- [PROBLEM TO WORK ON]:
In the data below, find every line with the string "employed" and pull it out.

- [INPUT ROWS]:
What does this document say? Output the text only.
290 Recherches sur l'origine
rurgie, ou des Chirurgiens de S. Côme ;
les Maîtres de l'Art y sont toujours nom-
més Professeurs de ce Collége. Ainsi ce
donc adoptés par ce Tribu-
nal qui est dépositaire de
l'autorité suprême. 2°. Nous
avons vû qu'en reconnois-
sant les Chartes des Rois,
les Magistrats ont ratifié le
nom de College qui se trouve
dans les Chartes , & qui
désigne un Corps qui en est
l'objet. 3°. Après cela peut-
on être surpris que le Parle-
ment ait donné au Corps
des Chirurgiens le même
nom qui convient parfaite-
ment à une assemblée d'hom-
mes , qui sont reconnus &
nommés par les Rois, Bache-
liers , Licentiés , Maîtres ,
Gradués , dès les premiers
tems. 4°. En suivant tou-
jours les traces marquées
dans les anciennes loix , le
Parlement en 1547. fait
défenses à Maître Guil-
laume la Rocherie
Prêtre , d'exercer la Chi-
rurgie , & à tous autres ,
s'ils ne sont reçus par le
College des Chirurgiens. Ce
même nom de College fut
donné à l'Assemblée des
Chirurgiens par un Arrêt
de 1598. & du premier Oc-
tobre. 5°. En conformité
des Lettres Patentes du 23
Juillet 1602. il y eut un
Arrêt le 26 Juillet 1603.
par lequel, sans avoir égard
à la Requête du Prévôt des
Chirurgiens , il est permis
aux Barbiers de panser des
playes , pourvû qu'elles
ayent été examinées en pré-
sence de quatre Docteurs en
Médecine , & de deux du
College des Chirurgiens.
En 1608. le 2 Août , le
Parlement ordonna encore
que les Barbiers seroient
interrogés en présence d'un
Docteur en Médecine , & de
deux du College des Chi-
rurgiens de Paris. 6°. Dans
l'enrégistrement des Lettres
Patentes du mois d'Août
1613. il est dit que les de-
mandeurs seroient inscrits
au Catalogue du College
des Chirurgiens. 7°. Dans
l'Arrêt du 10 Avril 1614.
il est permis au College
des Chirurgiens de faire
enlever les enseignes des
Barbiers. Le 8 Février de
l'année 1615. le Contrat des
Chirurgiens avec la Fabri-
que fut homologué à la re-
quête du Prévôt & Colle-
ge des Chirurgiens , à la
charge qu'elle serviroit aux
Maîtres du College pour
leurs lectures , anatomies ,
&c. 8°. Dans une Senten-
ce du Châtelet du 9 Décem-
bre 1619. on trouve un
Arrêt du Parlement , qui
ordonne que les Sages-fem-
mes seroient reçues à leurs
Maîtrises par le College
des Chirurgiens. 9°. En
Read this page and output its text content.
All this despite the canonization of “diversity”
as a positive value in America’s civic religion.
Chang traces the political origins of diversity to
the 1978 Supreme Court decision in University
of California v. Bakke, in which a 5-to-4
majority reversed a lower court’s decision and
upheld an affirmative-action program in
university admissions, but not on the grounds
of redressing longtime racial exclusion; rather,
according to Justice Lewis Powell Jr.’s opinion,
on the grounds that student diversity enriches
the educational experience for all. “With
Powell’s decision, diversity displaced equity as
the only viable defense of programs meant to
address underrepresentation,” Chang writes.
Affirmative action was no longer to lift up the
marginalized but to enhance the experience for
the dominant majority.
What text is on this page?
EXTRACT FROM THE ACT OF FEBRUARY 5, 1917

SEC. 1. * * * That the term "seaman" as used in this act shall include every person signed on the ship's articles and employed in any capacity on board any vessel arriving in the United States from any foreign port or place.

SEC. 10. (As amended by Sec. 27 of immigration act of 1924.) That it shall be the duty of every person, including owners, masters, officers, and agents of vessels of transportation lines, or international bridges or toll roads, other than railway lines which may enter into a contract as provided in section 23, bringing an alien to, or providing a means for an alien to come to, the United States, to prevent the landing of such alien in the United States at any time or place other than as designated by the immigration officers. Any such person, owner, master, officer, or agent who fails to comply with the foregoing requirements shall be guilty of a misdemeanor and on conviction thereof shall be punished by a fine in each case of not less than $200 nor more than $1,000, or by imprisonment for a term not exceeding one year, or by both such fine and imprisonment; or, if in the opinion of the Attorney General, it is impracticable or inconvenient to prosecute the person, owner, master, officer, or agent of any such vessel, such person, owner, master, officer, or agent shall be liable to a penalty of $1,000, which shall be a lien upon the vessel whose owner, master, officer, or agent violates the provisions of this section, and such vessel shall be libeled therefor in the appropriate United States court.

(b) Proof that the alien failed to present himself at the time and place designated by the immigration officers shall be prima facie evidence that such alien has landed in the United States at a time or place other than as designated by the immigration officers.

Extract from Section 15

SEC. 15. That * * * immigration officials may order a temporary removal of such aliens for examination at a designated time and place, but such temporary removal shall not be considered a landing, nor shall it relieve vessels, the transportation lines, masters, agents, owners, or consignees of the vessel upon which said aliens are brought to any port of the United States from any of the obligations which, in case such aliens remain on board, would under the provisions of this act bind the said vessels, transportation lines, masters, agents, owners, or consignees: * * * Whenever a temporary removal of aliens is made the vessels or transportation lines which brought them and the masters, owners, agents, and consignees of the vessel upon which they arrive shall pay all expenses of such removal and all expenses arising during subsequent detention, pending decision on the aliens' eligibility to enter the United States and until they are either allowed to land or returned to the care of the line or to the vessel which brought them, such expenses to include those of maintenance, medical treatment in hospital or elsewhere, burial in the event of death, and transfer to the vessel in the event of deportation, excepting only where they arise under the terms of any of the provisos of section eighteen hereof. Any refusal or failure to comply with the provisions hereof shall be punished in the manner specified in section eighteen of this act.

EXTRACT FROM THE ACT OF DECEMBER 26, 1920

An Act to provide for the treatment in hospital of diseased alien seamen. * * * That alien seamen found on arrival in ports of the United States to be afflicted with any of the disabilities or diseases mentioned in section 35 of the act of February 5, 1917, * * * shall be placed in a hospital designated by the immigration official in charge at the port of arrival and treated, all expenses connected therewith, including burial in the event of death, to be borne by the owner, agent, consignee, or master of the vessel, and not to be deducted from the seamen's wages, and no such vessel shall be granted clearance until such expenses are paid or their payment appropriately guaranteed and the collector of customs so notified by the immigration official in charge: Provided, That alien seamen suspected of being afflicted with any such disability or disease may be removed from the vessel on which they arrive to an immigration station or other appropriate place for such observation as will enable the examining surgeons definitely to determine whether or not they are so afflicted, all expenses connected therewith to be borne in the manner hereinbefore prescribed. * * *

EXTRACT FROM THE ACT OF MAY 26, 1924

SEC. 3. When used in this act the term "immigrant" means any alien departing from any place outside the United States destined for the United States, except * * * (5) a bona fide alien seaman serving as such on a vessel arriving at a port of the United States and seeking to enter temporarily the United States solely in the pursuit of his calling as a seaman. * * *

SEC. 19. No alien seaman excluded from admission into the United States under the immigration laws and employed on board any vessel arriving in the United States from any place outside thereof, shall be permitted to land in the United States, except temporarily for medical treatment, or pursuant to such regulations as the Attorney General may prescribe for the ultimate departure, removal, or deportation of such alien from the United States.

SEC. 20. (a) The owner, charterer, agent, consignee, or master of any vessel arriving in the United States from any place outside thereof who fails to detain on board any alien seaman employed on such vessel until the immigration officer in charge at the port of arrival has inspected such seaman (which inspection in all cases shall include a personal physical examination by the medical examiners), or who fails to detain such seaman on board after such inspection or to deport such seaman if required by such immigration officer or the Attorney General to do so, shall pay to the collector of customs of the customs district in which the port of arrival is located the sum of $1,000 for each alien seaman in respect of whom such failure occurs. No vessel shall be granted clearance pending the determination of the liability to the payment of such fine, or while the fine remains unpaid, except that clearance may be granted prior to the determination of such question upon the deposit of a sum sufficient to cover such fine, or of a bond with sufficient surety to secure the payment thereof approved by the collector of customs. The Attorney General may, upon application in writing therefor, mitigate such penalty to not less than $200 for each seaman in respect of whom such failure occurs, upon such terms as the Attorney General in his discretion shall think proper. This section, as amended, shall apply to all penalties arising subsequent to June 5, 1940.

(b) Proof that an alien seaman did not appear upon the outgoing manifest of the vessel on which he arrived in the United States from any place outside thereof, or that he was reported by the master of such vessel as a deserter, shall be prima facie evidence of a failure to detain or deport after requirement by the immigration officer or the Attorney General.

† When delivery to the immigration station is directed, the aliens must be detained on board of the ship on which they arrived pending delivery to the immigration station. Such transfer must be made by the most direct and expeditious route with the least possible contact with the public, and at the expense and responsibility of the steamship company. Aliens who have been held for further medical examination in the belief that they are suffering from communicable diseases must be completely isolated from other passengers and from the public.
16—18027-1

- [REPLY]:
SEC. 1. * * * That the term "seaman" as used in this act shall include every person signed on the ship's articles and employed in any capacity on board any vessel arriving in the United States from any foreign port or place.
SEC. 19. No alien seaman excluded from admission into the United States under the immigration laws and employed on board any vessel arriving in the United States from any place outside thereof, shall be permitted to land in the United States, except temporarily for medical treatment, or pursuant to such regulations as the Attorney General may prescribe for the ultimate departure, removal, or deportation of such alien from the United States.
SEC. 20. (a) The owner, charterer, agent, consignee, or master of any vessel arriving in the United States from any place outside thereof who fails to detain on board any alien seaman employed on such vessel until the immigration officer in charge at the port of arrival has inspected such seaman (which inspection in all cases shall include a personal physical examination by the medical examiners), or who fails to detain such seaman on board after such inspection or to deport such seaman if required by such immigration officer or the Attorney General to do so, shall pay to the collector of customs of the customs district in which the port of arrival is located the sum of $1,000 for each alien seaman in respect of whom such failure occurs. No vessel shall be granted clearance pending the determination of the liability to the payment of such fine, or while the fine remains unpaid, except that clearance may be granted prior to the determination of such question upon the deposit of a sum sufficient to cover such fine, or of a bond with sufficient surety to secure the payment thereof approved by the collector of customs. The Attorney General may, upon application in writing therefor, mitigate such penalty to not less than $200 for each seaman in respect of whom such failure occurs, upon such terms as the Attorney General in his discretion shall think proper. This section, as amended, shall apply to all penalties arising subsequent to June 5, 1940.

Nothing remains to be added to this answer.